[Figure contents as structured data]
──────────────────────────────

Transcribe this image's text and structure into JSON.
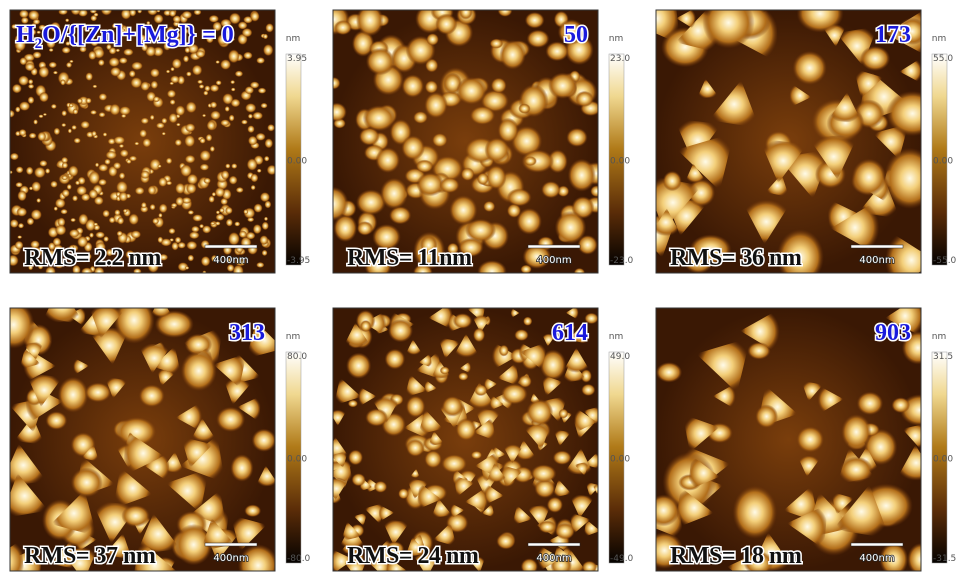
{
  "panels": [
    {
      "label": [
        "H",
        "2",
        "O/{[Zn]+[Mg]} = 0"
      ],
      "rms": "RMS= 2.2 nm",
      "scale_bar": "400nm",
      "unit": "nm",
      "colorbar": [
        "3.95",
        "0.00",
        "-3.95"
      ]
    },
    {
      "label": [
        "50"
      ],
      "rms": "RMS= 11nm",
      "scale_bar": "400nm",
      "unit": "nm",
      "colorbar": [
        "23.0",
        "0.00",
        "-23.0"
      ]
    },
    {
      "label": [
        "173"
      ],
      "rms": "RMS= 36 nm",
      "scale_bar": "400nm",
      "unit": "nm",
      "colorbar": [
        "55.0",
        "0.00",
        "-55.0"
      ]
    },
    {
      "label": [
        "313"
      ],
      "rms": "RMS= 37 nm",
      "scale_bar": "400nm",
      "unit": "nm",
      "colorbar": [
        "80.0",
        "0.00",
        "-80.0"
      ]
    },
    {
      "label": [
        "614"
      ],
      "rms": "RMS= 24 nm",
      "scale_bar": "400nm",
      "unit": "nm",
      "colorbar": [
        "49.0",
        "0.00",
        "-49.0"
      ]
    },
    {
      "label": [
        "903"
      ],
      "rms": "RMS= 18 nm",
      "scale_bar": "400nm",
      "unit": "nm",
      "colorbar": [
        "31.5",
        "0.00",
        "-31.5"
      ]
    }
  ]
}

──────────────────────────────

### What you need to do
From the entries above, output every line exactly and omit any image.

### Answer to the problem
Transcribe this image's text and structure into JSON.
{
  "panels": [
    {
      "label": [
        "H",
        "2",
        "O/{[Zn]+[Mg]} = 0"
      ],
      "rms": "RMS= 2.2 nm",
      "scale_bar": "400nm",
      "unit": "nm",
      "colorbar": [
        "3.95",
        "0.00",
        "-3.95"
      ]
    },
    {
      "label": [
        "50"
      ],
      "rms": "RMS= 11nm",
      "scale_bar": "400nm",
      "unit": "nm",
      "colorbar": [
        "23.0",
        "0.00",
        "-23.0"
      ]
    },
    {
      "label": [
        "173"
      ],
      "rms": "RMS= 36 nm",
      "scale_bar": "400nm",
      "unit": "nm",
      "colorbar": [
        "55.0",
        "0.00",
        "-55.0"
      ]
    },
    {
      "label": [
        "313"
      ],
      "rms": "RMS= 37 nm",
      "scale_bar": "400nm",
      "unit": "nm",
      "colorbar": [
        "80.0",
        "0.00",
        "-80.0"
      ]
    },
    {
      "label": [
        "614"
      ],
      "rms": "RMS= 24 nm",
      "scale_bar": "400nm",
      "unit": "nm",
      "colorbar": [
        "49.0",
        "0.00",
        "-49.0"
      ]
    },
    {
      "label": [
        "903"
      ],
      "rms": "RMS= 18 nm",
      "scale_bar": "400nm",
      "unit": "nm",
      "colorbar": [
        "31.5",
        "0.00",
        "-31.5"
      ]
    }
  ]
}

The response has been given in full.